Problem details ▸ Search the data below for "vocantur"; list each line that holds it.

╔══

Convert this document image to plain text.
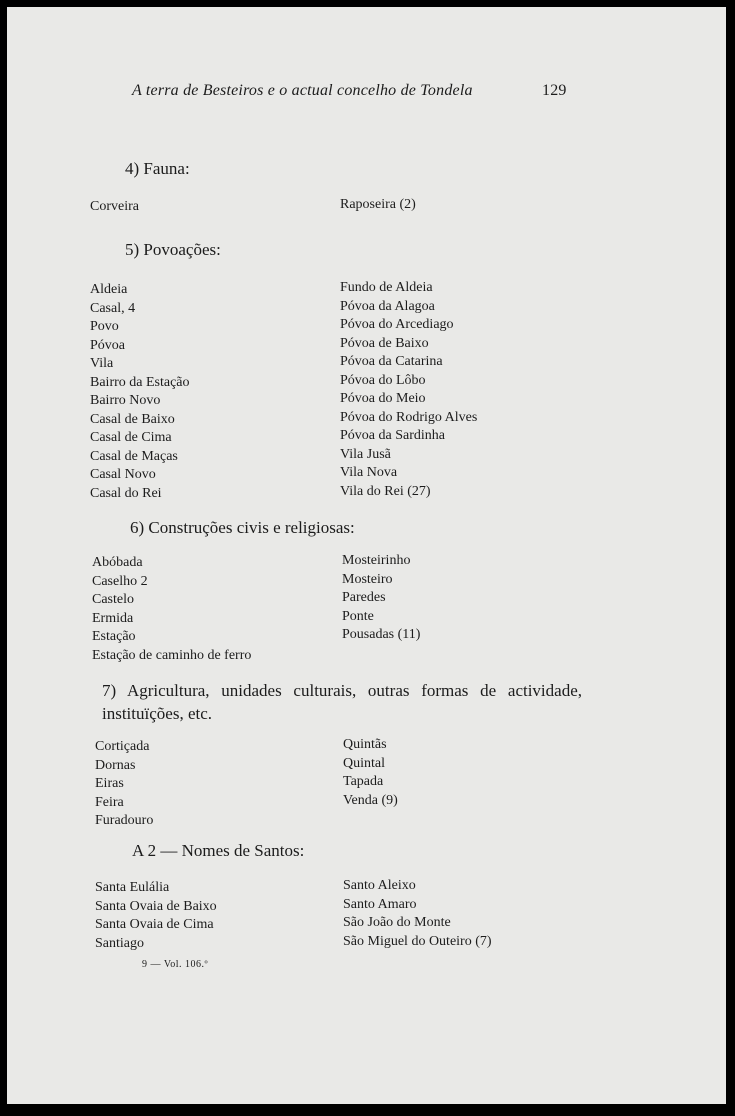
A terra de Besteiros e o actual concelho de Tondela	129
4) Fauna:
Corveira	Raposeira (2)
5) Povoações:
Aldeia
Casal, 4
Povo
Póvoa
Vila
Bairro da Estação
Bairro Novo
Casal de Baixo
Casal de Cima
Casal de Maças
Casal Novo
Casal do Rei
Fundo de Aldeia
Póvoa da Alagoa
Póvoa do Arcediago
Póvoa de Baixo
Póvoa da Catarina
Póvoa do Lôbo
Póvoa do Meio
Póvoa do Rodrigo Alves
Póvoa da Sardinha
Vila Jusã
Vila Nova
Vila do Rei (27)
6) Construções civis e religiosas:
Abóbada
Caselho 2
Castelo
Ermida
Estação
Estação de caminho de ferro
Mosteirinho
Mosteiro
Paredes
Ponte
Pousadas (11)
7) Agricultura, unidades culturais, outras formas de actividade, instituïções, etc.
Cortiçada
Dornas
Eiras
Feira
Furadouro
Quintãs
Quintal
Tapada
Venda (9)
A 2 — Nomes de Santos:
Santa Eulália
Santa Ovaia de Baixo
Santa Ovaia de Cima
Santiago
Santo Aleixo
Santo Amaro
São João do Monte
São Miguel do Outeiro (7)
9 — Vol. 106.º
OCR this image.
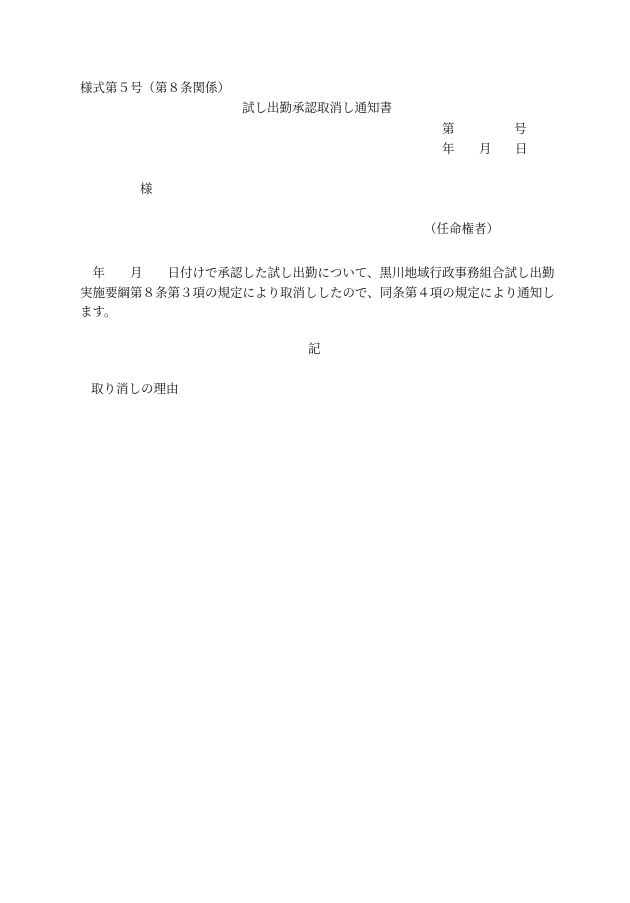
様式第５号（第８条関係）
試し出勤承認取消し通知書
第	号
年 月 日
様
（任命権者）
　年　　月　　日付けで承認した試し出勤について、黒川地域行政事務組合試し出勤
実施要綱第８条第３項の規定により取消ししたので、同条第４項の規定により通知し
ます。
記
取り消しの理由
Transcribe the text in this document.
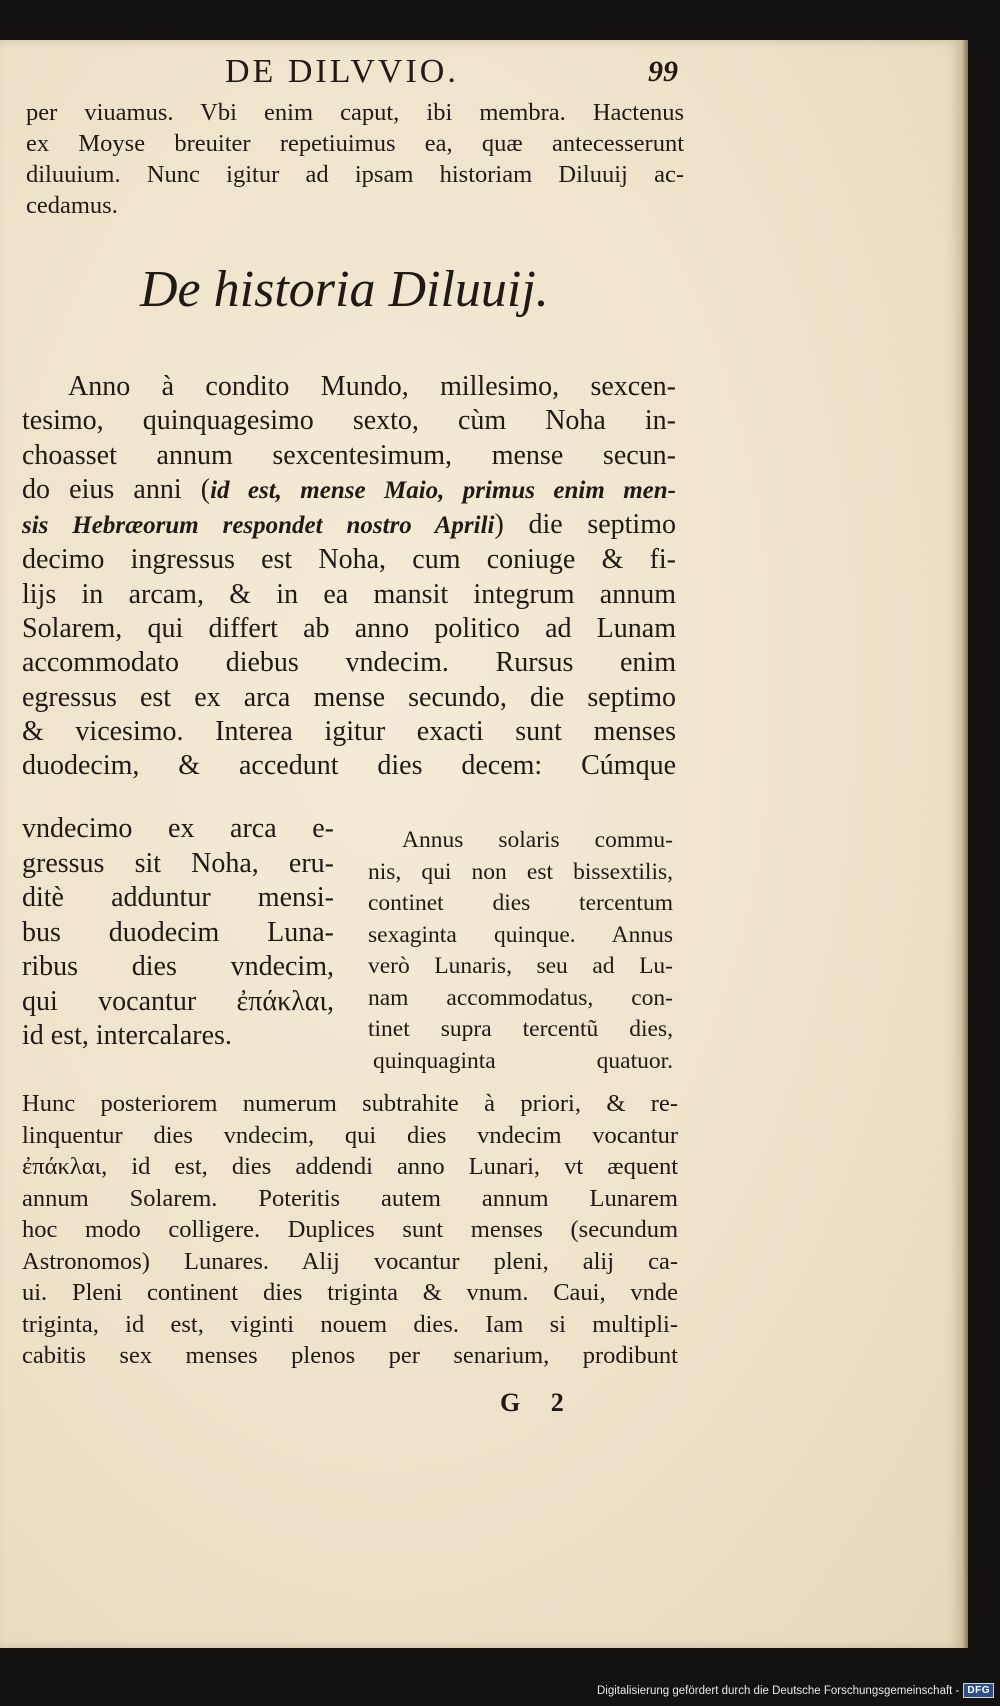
DE DILVVIO.	99
per viuamus. Vbi enim caput, ibi membra. Hactenus
ex Moyse breuiter repetiuimus ea, quæ antecesserunt
diluuium. Nunc igitur ad ipsam historiam Diluuij ac-
cedamus.
De historia Diluuij.
Anno à condito Mundo, millesimo, sexcen-
tesimo, quinquagesimo sexto, cùm Noha in-
choasset annum sexcentesimum, mense secun-
do eius anni (id est, mense Maio, primus enim men-
sis Hebræorum respondet nostro Aprili) die septimo
decimo ingressus est Noha, cum coniuge & fi-
lijs in arcam, & in ea mansit integrum annum
Solarem, qui differt ab anno politico ad Lunam
accommodato diebus vndecim. Rursus enim
egressus est ex arca mense secundo, die septimo
& vicesimo. Interea igitur exacti sunt menses
duodecim, & accedunt dies decem: Cúmque
vndecimo ex arca e-
gressus sit Noha, eru-
ditè adduntur mensi-
bus duodecim Luna-
ribus dies vndecim,
qui vocantur ἐπάκλαι,
id est, intercalares.
Annus solaris commu-
nis, qui non est bissextilis,
continet dies tercentum
sexaginta quinque. Annus
verò Lunaris, seu ad Lu-
nam accommodatus, con-
tinet supra tercentũ dies,
quinquaginta quatuor.
Hunc posteriorem numerum subtrahite à priori, & re-
linquentur dies vndecim, qui dies vndecim vocantur
ἐπάκλαι, id est, dies addendi anno Lunari, vt æquent
annum Solarem. Poteritis autem annum Lunarem
hoc modo colligere. Duplices sunt menses (secundum
Astronomos) Lunares. Alij vocantur pleni, alij ca-
ui. Pleni continent dies triginta & vnum. Caui, vnde
triginta, id est, viginti nouem dies. Iam si multipli-
cabitis sex menses plenos per senarium, prodibunt
G 2
Digitalisierung gefördert durch die Deutsche Forschungsgemeinschaft - DFG
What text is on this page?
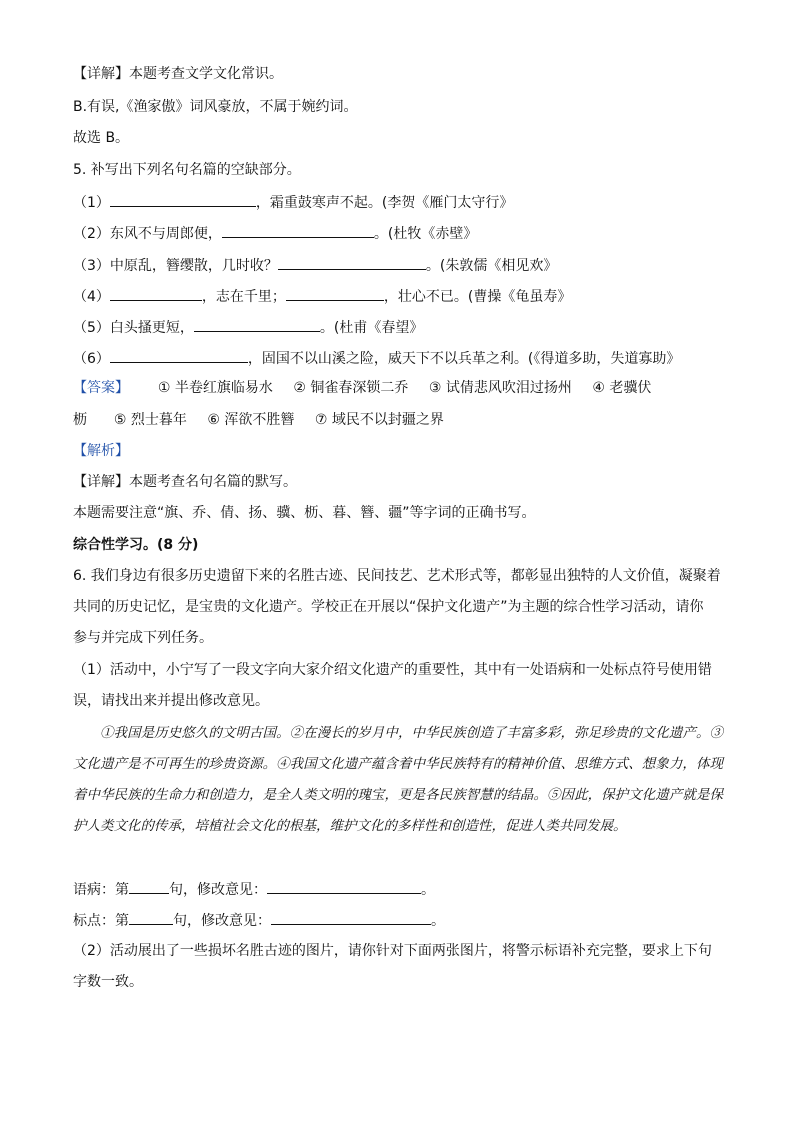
【详解】本题考查文学文化常识。
B.有误,《渔家傲》词风豪放，不属于婉约词。
故选 B。
5. 补写出下列名句名篇的空缺部分。
（1）	，霜重鼓寒声不起。(李贺《雁门太守行》
（2）东风不与周郎便，	。(杜牧《赤壁》
（3）中原乱，簪缨散，几时收？	。(朱敦儒《相见欢》
（4）	，志在千里；	，壮心不已。(曹操《龟虽寿》
（5）白头搔更短，	。(杜甫《春望》
（6）	，固国不以山溪之险，威天下不以兵革之利。(《得道多助，失道寡助》
【答案】 ① 半卷红旗临易水 ② 铜雀春深锁二乔 ③ 试倩悲风吹泪过扬州 ④ 老骥伏
枥 ⑤ 烈士暮年 ⑥ 浑欲不胜簪 ⑦ 域民不以封疆之界
【解析】
【详解】本题考查名句名篇的默写。
本题需要注意“旗、乔、倩、扬、骥、枥、暮、簪、疆”等字词的正确书写。
综合性学习。(8 分)
6. 我们身边有很多历史遗留下来的名胜古迹、民间技艺、艺术形式等，都彰显出独特的人文价值，凝聚着
共同的历史记忆，是宝贵的文化遗产。学校正在开展以“保护文化遗产”为主题的综合性学习活动，请你
参与并完成下列任务。
（1）活动中，小宁写了一段文字向大家介绍文化遗产的重要性，其中有一处语病和一处标点符号使用错
误，请找出来并提出修改意见。

①我国是历史悠久的文明古国。②在漫长的岁月中，中华民族创造了丰富多彩，弥足珍贵的文化遗产。③文化遗产是不可再生的珍贵资源。④我国文化遗产蕴含着中华民族特有的精神价值、思维方式、想象力，体现着中华民族的生命力和创造力，是全人类文明的瑰宝，更是各民族智慧的结晶。⑤因此，保护文化遗产就是保护人类文化的传承，培植社会文化的根基，维护文化的多样性和创造性，促进人类共同发展。

语病：第	句，修改意见：	。
标点：第	句，修改意见：	。
（2）活动展出了一些损坏名胜古迹的图片，请你针对下面两张图片，将警示标语补充完整，要求上下句
字数一致。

╚══

Result of this exercise ▸
qui vocantur ἐπάκλαι,
linquentur dies vndecim, qui dies vndecim vocantur
Astronomos) Lunares. Alij vocantur pleni, alij ca-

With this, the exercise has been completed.